_Task objective_:
Repeat each entry word for word. Leave any images out of the copy.

━━━━━━

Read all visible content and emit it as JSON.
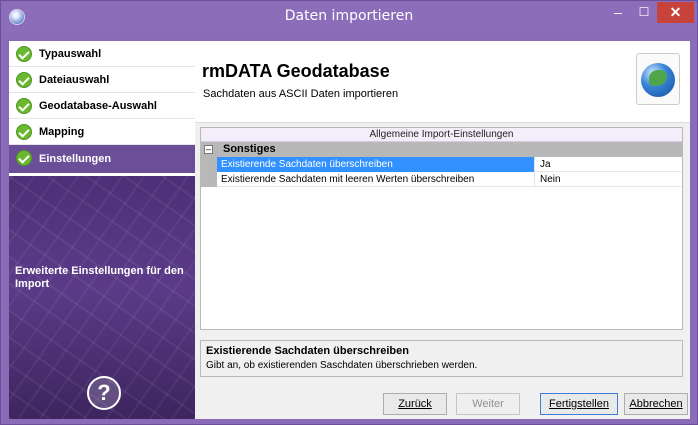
{
  "window": {
    "title": "Daten importieren"
  },
  "sidebar": {
    "steps": [
      {
        "label": "Typauswahl"
      },
      {
        "label": "Dateiauswahl"
      },
      {
        "label": "Geodatabase-Auswahl"
      },
      {
        "label": "Mapping"
      },
      {
        "label": "Einstellungen",
        "active": true
      }
    ],
    "description": "Erweiterte Einstellungen für den Import"
  },
  "header": {
    "title": "rmDATA Geodatabase",
    "subtitle": "Sachdaten aus ASCII Daten importieren"
  },
  "settings": {
    "caption": "Allgemeine Import-Einstellungen",
    "category": "Sonstiges",
    "rows": [
      {
        "name": "Existierende Sachdaten überschreiben",
        "value": "Ja"
      },
      {
        "name": "Existierende Sachdaten mit leeren Werten überschreiben",
        "value": "Nein"
      }
    ]
  },
  "description": {
    "title": "Existierende Sachdaten überschreiben",
    "text": "Gibt an, ob existierenden Saschdaten überschrieben werden."
  },
  "buttons": {
    "back": "Zurück",
    "next": "Weiter",
    "finish": "Fertigstellen",
    "cancel": "Abbrechen"
  }
}
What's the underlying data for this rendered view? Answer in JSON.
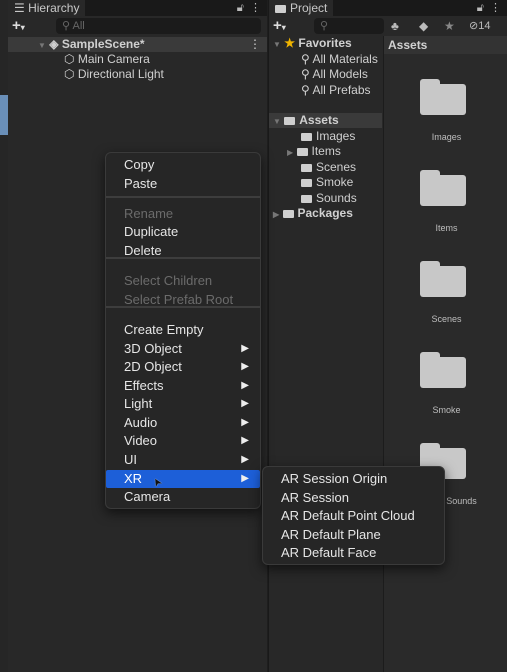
{
  "hierarchy": {
    "tab": "Hierarchy",
    "search_placeholder": "All",
    "scene": "SampleScene*",
    "items": [
      "Main Camera",
      "Directional Light"
    ]
  },
  "project": {
    "tab": "Project",
    "hidden_count": "14",
    "favorites": {
      "label": "Favorites",
      "items": [
        "All Materials",
        "All Models",
        "All Prefabs"
      ]
    },
    "assets": {
      "label": "Assets",
      "children": [
        "Images",
        "Items",
        "Scenes",
        "Smoke",
        "Sounds"
      ]
    },
    "packages": "Packages",
    "grid": {
      "header": "Assets",
      "folders": [
        "Images",
        "Items",
        "Scenes",
        "Smoke",
        "Sounds"
      ]
    }
  },
  "context_menu": {
    "items": [
      {
        "label": "Copy"
      },
      {
        "label": "Paste"
      },
      {
        "label": "Rename",
        "disabled": true
      },
      {
        "label": "Duplicate"
      },
      {
        "label": "Delete"
      },
      {
        "label": "Select Children",
        "disabled": true
      },
      {
        "label": "Select Prefab Root",
        "disabled": true
      },
      {
        "label": "Create Empty"
      },
      {
        "label": "3D Object",
        "submenu": true
      },
      {
        "label": "2D Object",
        "submenu": true
      },
      {
        "label": "Effects",
        "submenu": true
      },
      {
        "label": "Light",
        "submenu": true
      },
      {
        "label": "Audio",
        "submenu": true
      },
      {
        "label": "Video",
        "submenu": true
      },
      {
        "label": "UI",
        "submenu": true
      },
      {
        "label": "XR",
        "submenu": true,
        "selected": true
      },
      {
        "label": "Camera"
      }
    ]
  },
  "xr_submenu": {
    "items": [
      "AR Session Origin",
      "AR Session",
      "AR Default Point Cloud",
      "AR Default Plane",
      "AR Default Face"
    ]
  },
  "colors": {
    "highlight": "#1d5fd8",
    "panel": "#282828",
    "star": "#f0b400"
  }
}
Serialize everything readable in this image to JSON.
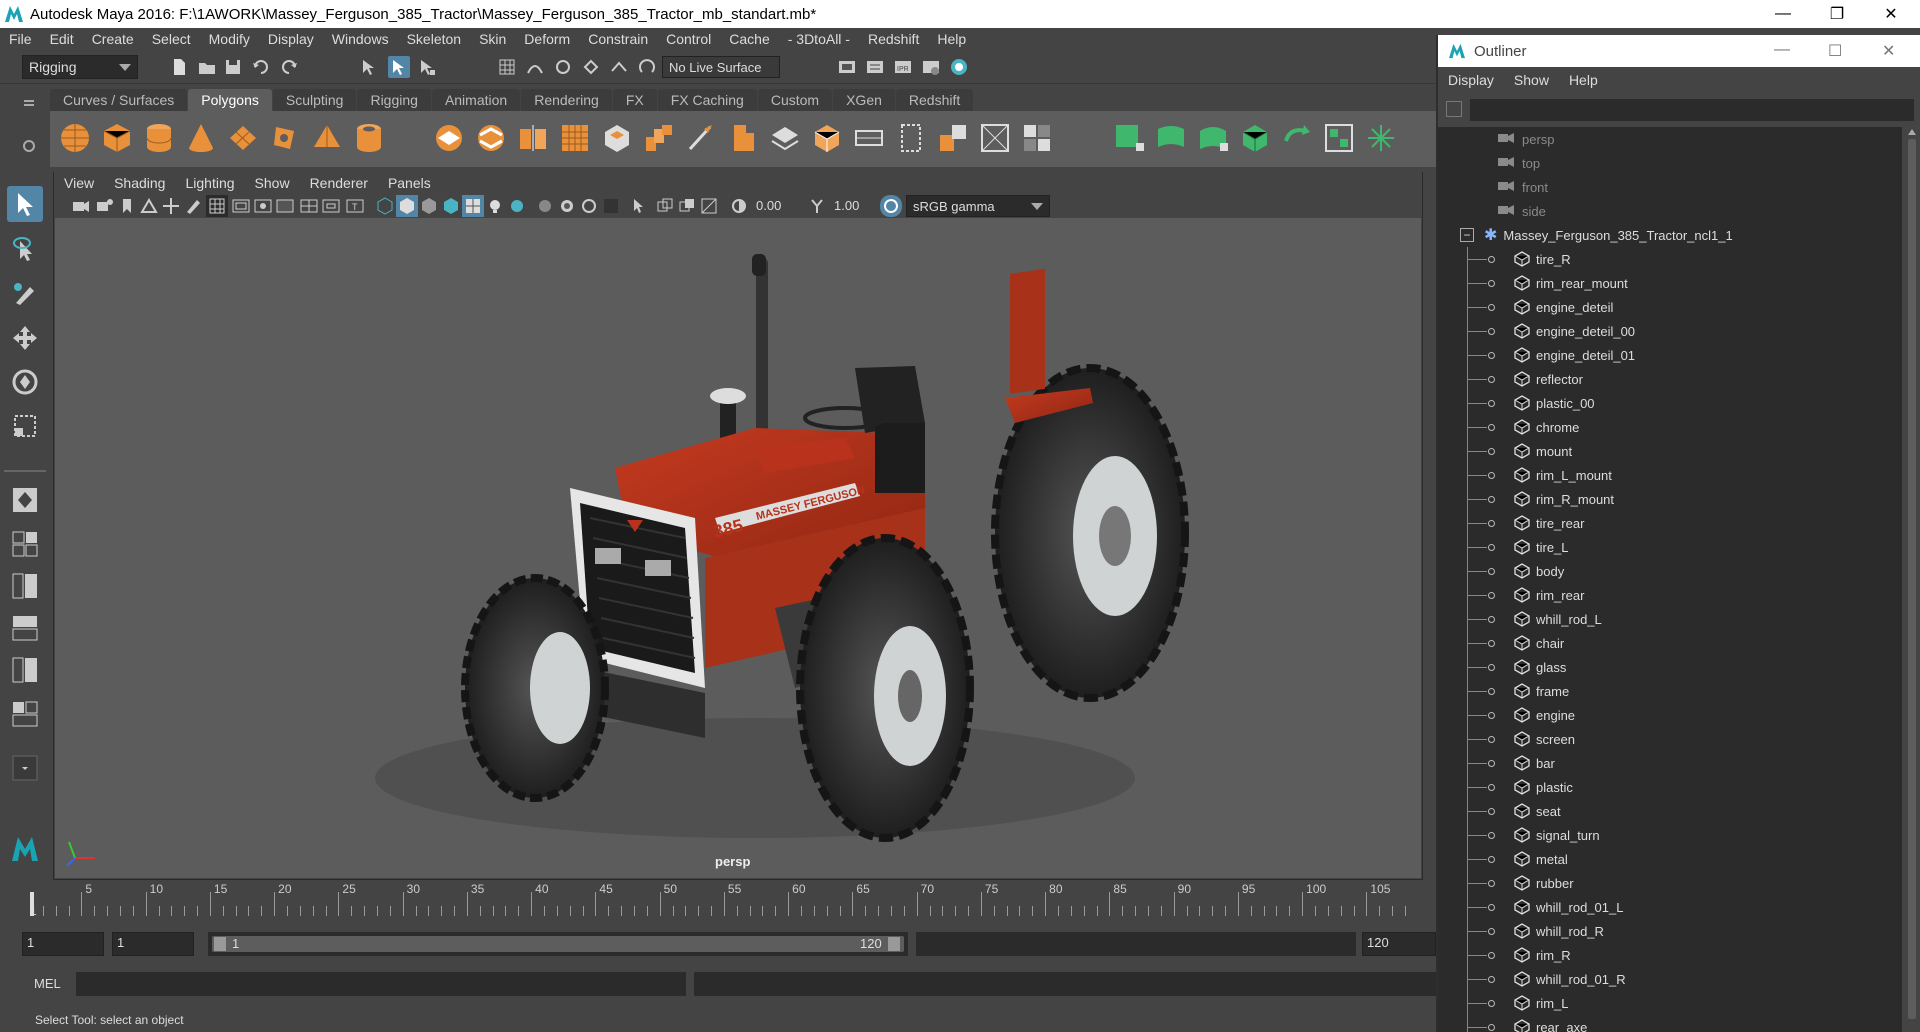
{
  "window": {
    "title": "Autodesk Maya 2016: F:\\1AWORK\\Massey_Ferguson_385_Tractor\\Massey_Ferguson_385_Tractor_mb_standart.mb*"
  },
  "menubar": [
    "File",
    "Edit",
    "Create",
    "Select",
    "Modify",
    "Display",
    "Windows",
    "Skeleton",
    "Skin",
    "Deform",
    "Constrain",
    "Control",
    "Cache",
    "- 3DtoAll -",
    "Redshift",
    "Help"
  ],
  "statusline": {
    "mode": "Rigging",
    "live_surface": "No Live Surface"
  },
  "shelf_tabs": [
    "Curves / Surfaces",
    "Polygons",
    "Sculpting",
    "Rigging",
    "Animation",
    "Rendering",
    "FX",
    "FX Caching",
    "Custom",
    "XGen",
    "Redshift"
  ],
  "shelf_active": "Polygons",
  "panel_menu": [
    "View",
    "Shading",
    "Lighting",
    "Show",
    "Renderer",
    "Panels"
  ],
  "panel_toolbar": {
    "exposure": "0.00",
    "gamma": "1.00",
    "color_space": "sRGB gamma"
  },
  "viewport": {
    "camera_label": "persp",
    "brand_text": "MASSEY FERGUSON",
    "model_number": "385"
  },
  "timeline": {
    "ticks": [
      "5",
      "10",
      "15",
      "20",
      "25",
      "30",
      "35",
      "40",
      "45",
      "50",
      "55",
      "60",
      "65",
      "70",
      "75",
      "80",
      "85",
      "90",
      "95",
      "100",
      "105"
    ],
    "current_frame": "1"
  },
  "range": {
    "start": "1",
    "playback_start": "1",
    "range_start": "1",
    "range_end": "120",
    "end": "120"
  },
  "cmdline": {
    "lang": "MEL"
  },
  "helpline": "Select Tool: select an object",
  "outliner": {
    "title": "Outliner",
    "menu": [
      "Display",
      "Show",
      "Help"
    ],
    "cameras": [
      "persp",
      "top",
      "front",
      "side"
    ],
    "group": "Massey_Ferguson_385_Tractor_ncl1_1",
    "children": [
      "tire_R",
      "rim_rear_mount",
      "engine_deteil",
      "engine_deteil_00",
      "engine_deteil_01",
      "reflector",
      "plastic_00",
      "chrome",
      "mount",
      "rim_L_mount",
      "rim_R_mount",
      "tire_rear",
      "tire_L",
      "body",
      "rim_rear",
      "whill_rod_L",
      "chair",
      "glass",
      "frame",
      "engine",
      "screen",
      "bar",
      "plastic",
      "seat",
      "signal_turn",
      "metal",
      "rubber",
      "whill_rod_01_L",
      "whill_rod_R",
      "rim_R",
      "whill_rod_01_R",
      "rim_L",
      "rear_axe"
    ]
  },
  "colors": {
    "ui_bg": "#444444",
    "viewport_bg": "#5c5c5c",
    "shelf_bg": "#5d5d5d",
    "accent_blue": "#5285a6",
    "tractor_red": "#b8321c"
  }
}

━━━━━━

_Written answer_:
Read all visible content and emit it as JSON.
{
  "window": {
    "title": "Daten importieren"
  },
  "sidebar": {
    "steps": [
      {
        "label": "Typauswahl"
      },
      {
        "label": "Dateiauswahl"
      },
      {
        "label": "Geodatabase-Auswahl"
      },
      {
        "label": "Mapping"
      },
      {
        "label": "Einstellungen",
        "active": true
      }
    ],
    "description": "Erweiterte Einstellungen für den Import"
  },
  "header": {
    "title": "rmDATA Geodatabase",
    "subtitle": "Sachdaten aus ASCII Daten importieren"
  },
  "settings": {
    "caption": "Allgemeine Import-Einstellungen",
    "category": "Sonstiges",
    "rows": [
      {
        "name": "Existierende Sachdaten überschreiben",
        "value": "Ja"
      },
      {
        "name": "Existierende Sachdaten mit leeren Werten überschreiben",
        "value": "Nein"
      }
    ]
  },
  "description": {
    "title": "Existierende Sachdaten überschreiben",
    "text": "Gibt an, ob existierenden Saschdaten überschrieben werden."
  },
  "buttons": {
    "back": "Zurück",
    "next": "Weiter",
    "finish": "Fertigstellen",
    "cancel": "Abbrechen"
  }
}
What's the underlying data for this rendered view? Answer in JSON.
{
  "hierarchy": {
    "tab": "Hierarchy",
    "search_placeholder": "All",
    "scene": "SampleScene*",
    "items": [
      "Main Camera",
      "Directional Light"
    ]
  },
  "project": {
    "tab": "Project",
    "hidden_count": "14",
    "favorites": {
      "label": "Favorites",
      "items": [
        "All Materials",
        "All Models",
        "All Prefabs"
      ]
    },
    "assets": {
      "label": "Assets",
      "children": [
        "Images",
        "Items",
        "Scenes",
        "Smoke",
        "Sounds"
      ]
    },
    "packages": "Packages",
    "grid": {
      "header": "Assets",
      "folders": [
        "Images",
        "Items",
        "Scenes",
        "Smoke",
        "Sounds"
      ]
    }
  },
  "context_menu": {
    "items": [
      {
        "label": "Copy"
      },
      {
        "label": "Paste"
      },
      {
        "label": "Rename",
        "disabled": true
      },
      {
        "label": "Duplicate"
      },
      {
        "label": "Delete"
      },
      {
        "label": "Select Children",
        "disabled": true
      },
      {
        "label": "Select Prefab Root",
        "disabled": true
      },
      {
        "label": "Create Empty"
      },
      {
        "label": "3D Object",
        "submenu": true
      },
      {
        "label": "2D Object",
        "submenu": true
      },
      {
        "label": "Effects",
        "submenu": true
      },
      {
        "label": "Light",
        "submenu": true
      },
      {
        "label": "Audio",
        "submenu": true
      },
      {
        "label": "Video",
        "submenu": true
      },
      {
        "label": "UI",
        "submenu": true
      },
      {
        "label": "XR",
        "submenu": true,
        "selected": true
      },
      {
        "label": "Camera"
      }
    ]
  },
  "xr_submenu": {
    "items": [
      "AR Session Origin",
      "AR Session",
      "AR Default Point Cloud",
      "AR Default Plane",
      "AR Default Face"
    ]
  },
  "colors": {
    "highlight": "#1d5fd8",
    "panel": "#282828",
    "star": "#f0b400"
  }
}
Serialize everything readable in this image to JSON.
{
  "window": {
    "title": "Autodesk Maya 2016: F:\\1AWORK\\Massey_Ferguson_385_Tractor\\Massey_Ferguson_385_Tractor_mb_standart.mb*"
  },
  "menubar": [
    "File",
    "Edit",
    "Create",
    "Select",
    "Modify",
    "Display",
    "Windows",
    "Skeleton",
    "Skin",
    "Deform",
    "Constrain",
    "Control",
    "Cache",
    "- 3DtoAll -",
    "Redshift",
    "Help"
  ],
  "statusline": {
    "mode": "Rigging",
    "live_surface": "No Live Surface"
  },
  "shelf_tabs": [
    "Curves / Surfaces",
    "Polygons",
    "Sculpting",
    "Rigging",
    "Animation",
    "Rendering",
    "FX",
    "FX Caching",
    "Custom",
    "XGen",
    "Redshift"
  ],
  "shelf_active": "Polygons",
  "panel_menu": [
    "View",
    "Shading",
    "Lighting",
    "Show",
    "Renderer",
    "Panels"
  ],
  "panel_toolbar": {
    "exposure": "0.00",
    "gamma": "1.00",
    "color_space": "sRGB gamma"
  },
  "viewport": {
    "camera_label": "persp",
    "brand_text": "MASSEY FERGUSON",
    "model_number": "385"
  },
  "timeline": {
    "ticks": [
      "5",
      "10",
      "15",
      "20",
      "25",
      "30",
      "35",
      "40",
      "45",
      "50",
      "55",
      "60",
      "65",
      "70",
      "75",
      "80",
      "85",
      "90",
      "95",
      "100",
      "105"
    ],
    "current_frame": "1"
  },
  "range": {
    "start": "1",
    "playback_start": "1",
    "range_start": "1",
    "range_end": "120",
    "end": "120"
  },
  "cmdline": {
    "lang": "MEL"
  },
  "helpline": "Select Tool: select an object",
  "outliner": {
    "title": "Outliner",
    "menu": [
      "Display",
      "Show",
      "Help"
    ],
    "cameras": [
      "persp",
      "top",
      "front",
      "side"
    ],
    "group": "Massey_Ferguson_385_Tractor_ncl1_1",
    "children": [
      "tire_R",
      "rim_rear_mount",
      "engine_deteil",
      "engine_deteil_00",
      "engine_deteil_01",
      "reflector",
      "plastic_00",
      "chrome",
      "mount",
      "rim_L_mount",
      "rim_R_mount",
      "tire_rear",
      "tire_L",
      "body",
      "rim_rear",
      "whill_rod_L",
      "chair",
      "glass",
      "frame",
      "engine",
      "screen",
      "bar",
      "plastic",
      "seat",
      "signal_turn",
      "metal",
      "rubber",
      "whill_rod_01_L",
      "whill_rod_R",
      "rim_R",
      "whill_rod_01_R",
      "rim_L",
      "rear_axe"
    ]
  },
  "colors": {
    "ui_bg": "#444444",
    "viewport_bg": "#5c5c5c",
    "shelf_bg": "#5d5d5d",
    "accent_blue": "#5285a6",
    "tractor_red": "#b8321c"
  }
}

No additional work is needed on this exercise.